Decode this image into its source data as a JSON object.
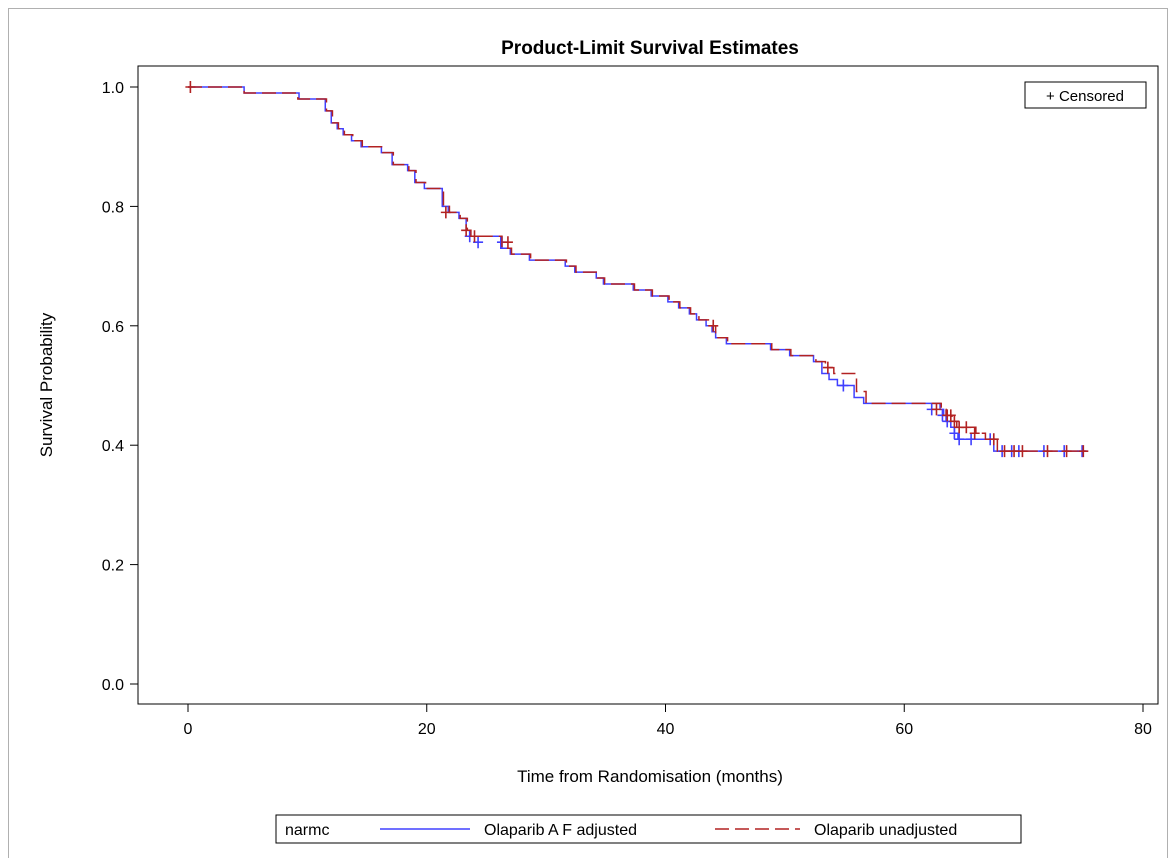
{
  "chart_data": {
    "type": "line",
    "title": "Product-Limit Survival Estimates",
    "xlabel": "Time from Randomisation (months)",
    "ylabel": "Survival Probability",
    "xlim": [
      0,
      80
    ],
    "ylim": [
      0,
      1
    ],
    "xticks": [
      0,
      20,
      40,
      60,
      80
    ],
    "yticks": [
      "0.0",
      "0.2",
      "0.4",
      "0.6",
      "0.8",
      "1.0"
    ],
    "censor_legend": "+ Censored",
    "legend": {
      "label": "narmc",
      "placement": "bottom"
    },
    "step": true,
    "series": [
      {
        "name": "Olaparib A F adjusted",
        "color": "#4040ff",
        "dash": "solid",
        "points": [
          [
            0,
            1.0
          ],
          [
            4.7,
            0.99
          ],
          [
            9.3,
            0.98
          ],
          [
            11.5,
            0.96
          ],
          [
            12.0,
            0.94
          ],
          [
            12.5,
            0.93
          ],
          [
            13.0,
            0.92
          ],
          [
            13.7,
            0.91
          ],
          [
            14.5,
            0.9
          ],
          [
            16.2,
            0.89
          ],
          [
            17.1,
            0.87
          ],
          [
            18.4,
            0.86
          ],
          [
            19.0,
            0.84
          ],
          [
            19.8,
            0.83
          ],
          [
            21.3,
            0.8
          ],
          [
            21.8,
            0.79
          ],
          [
            22.7,
            0.78
          ],
          [
            23.3,
            0.76
          ],
          [
            23.6,
            0.75
          ],
          [
            26.2,
            0.73
          ],
          [
            27.0,
            0.72
          ],
          [
            28.6,
            0.71
          ],
          [
            31.6,
            0.7
          ],
          [
            32.4,
            0.69
          ],
          [
            34.2,
            0.68
          ],
          [
            34.8,
            0.67
          ],
          [
            37.3,
            0.66
          ],
          [
            38.8,
            0.65
          ],
          [
            40.2,
            0.64
          ],
          [
            41.1,
            0.63
          ],
          [
            42.0,
            0.62
          ],
          [
            42.6,
            0.61
          ],
          [
            43.4,
            0.6
          ],
          [
            43.9,
            0.59
          ],
          [
            44.2,
            0.58
          ],
          [
            45.1,
            0.57
          ],
          [
            48.8,
            0.56
          ],
          [
            50.4,
            0.55
          ],
          [
            52.4,
            0.54
          ],
          [
            53.1,
            0.52
          ],
          [
            53.7,
            0.51
          ],
          [
            54.4,
            0.5
          ],
          [
            55.8,
            0.48
          ],
          [
            56.6,
            0.47
          ],
          [
            63.0,
            0.46
          ],
          [
            63.3,
            0.45
          ],
          [
            63.5,
            0.44
          ],
          [
            63.9,
            0.43
          ],
          [
            64.2,
            0.42
          ],
          [
            64.5,
            0.41
          ],
          [
            67.5,
            0.39
          ],
          [
            75.2,
            0.39
          ]
        ],
        "censored": [
          [
            23.6,
            0.75
          ],
          [
            24.3,
            0.74
          ],
          [
            26.3,
            0.74
          ],
          [
            54.9,
            0.5
          ],
          [
            62.3,
            0.46
          ],
          [
            63.2,
            0.45
          ],
          [
            63.6,
            0.44
          ],
          [
            64.2,
            0.42
          ],
          [
            64.6,
            0.41
          ],
          [
            65.6,
            0.41
          ],
          [
            67.2,
            0.41
          ],
          [
            68.2,
            0.39
          ],
          [
            69.0,
            0.39
          ],
          [
            69.6,
            0.39
          ],
          [
            71.7,
            0.39
          ],
          [
            73.4,
            0.39
          ],
          [
            74.9,
            0.39
          ]
        ]
      },
      {
        "name": "Olaparib unadjusted",
        "color": "#b22222",
        "dash": "dashed",
        "points": [
          [
            0,
            1.0
          ],
          [
            4.7,
            0.99
          ],
          [
            9.2,
            0.98
          ],
          [
            11.6,
            0.96
          ],
          [
            12.1,
            0.94
          ],
          [
            12.6,
            0.93
          ],
          [
            13.1,
            0.92
          ],
          [
            13.8,
            0.91
          ],
          [
            14.6,
            0.9
          ],
          [
            16.3,
            0.89
          ],
          [
            17.2,
            0.87
          ],
          [
            18.5,
            0.86
          ],
          [
            19.1,
            0.84
          ],
          [
            19.9,
            0.83
          ],
          [
            21.4,
            0.8
          ],
          [
            21.9,
            0.79
          ],
          [
            22.8,
            0.78
          ],
          [
            23.4,
            0.76
          ],
          [
            23.7,
            0.75
          ],
          [
            26.3,
            0.73
          ],
          [
            27.1,
            0.72
          ],
          [
            28.7,
            0.71
          ],
          [
            31.7,
            0.7
          ],
          [
            32.5,
            0.69
          ],
          [
            34.3,
            0.68
          ],
          [
            34.9,
            0.67
          ],
          [
            37.4,
            0.66
          ],
          [
            38.9,
            0.65
          ],
          [
            40.3,
            0.64
          ],
          [
            41.2,
            0.63
          ],
          [
            42.1,
            0.62
          ],
          [
            42.8,
            0.61
          ],
          [
            43.7,
            0.6
          ],
          [
            44.2,
            0.58
          ],
          [
            45.2,
            0.57
          ],
          [
            48.9,
            0.56
          ],
          [
            50.5,
            0.55
          ],
          [
            52.6,
            0.54
          ],
          [
            53.4,
            0.53
          ],
          [
            54.1,
            0.52
          ],
          [
            56.0,
            0.49
          ],
          [
            56.8,
            0.47
          ],
          [
            63.1,
            0.46
          ],
          [
            63.5,
            0.45
          ],
          [
            64.0,
            0.44
          ],
          [
            64.4,
            0.43
          ],
          [
            66.0,
            0.42
          ],
          [
            66.8,
            0.41
          ],
          [
            67.8,
            0.39
          ],
          [
            75.2,
            0.39
          ]
        ],
        "censored": [
          [
            0.2,
            1.0
          ],
          [
            21.6,
            0.79
          ],
          [
            23.3,
            0.76
          ],
          [
            24.0,
            0.75
          ],
          [
            26.8,
            0.74
          ],
          [
            44.0,
            0.6
          ],
          [
            53.6,
            0.53
          ],
          [
            62.7,
            0.46
          ],
          [
            63.6,
            0.45
          ],
          [
            63.9,
            0.45
          ],
          [
            64.2,
            0.44
          ],
          [
            64.6,
            0.43
          ],
          [
            65.2,
            0.43
          ],
          [
            65.9,
            0.42
          ],
          [
            67.5,
            0.41
          ],
          [
            68.4,
            0.39
          ],
          [
            69.2,
            0.39
          ],
          [
            69.9,
            0.39
          ],
          [
            72.0,
            0.39
          ],
          [
            73.6,
            0.39
          ],
          [
            75.0,
            0.39
          ]
        ]
      }
    ]
  }
}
:::::
* [YOUR GOAL]
For each line of the entries that includes "Olaparib", show that line.

* [WORKED ANSWER]
        "name": "Olaparib A F adjusted",
        "name": "Olaparib unadjusted",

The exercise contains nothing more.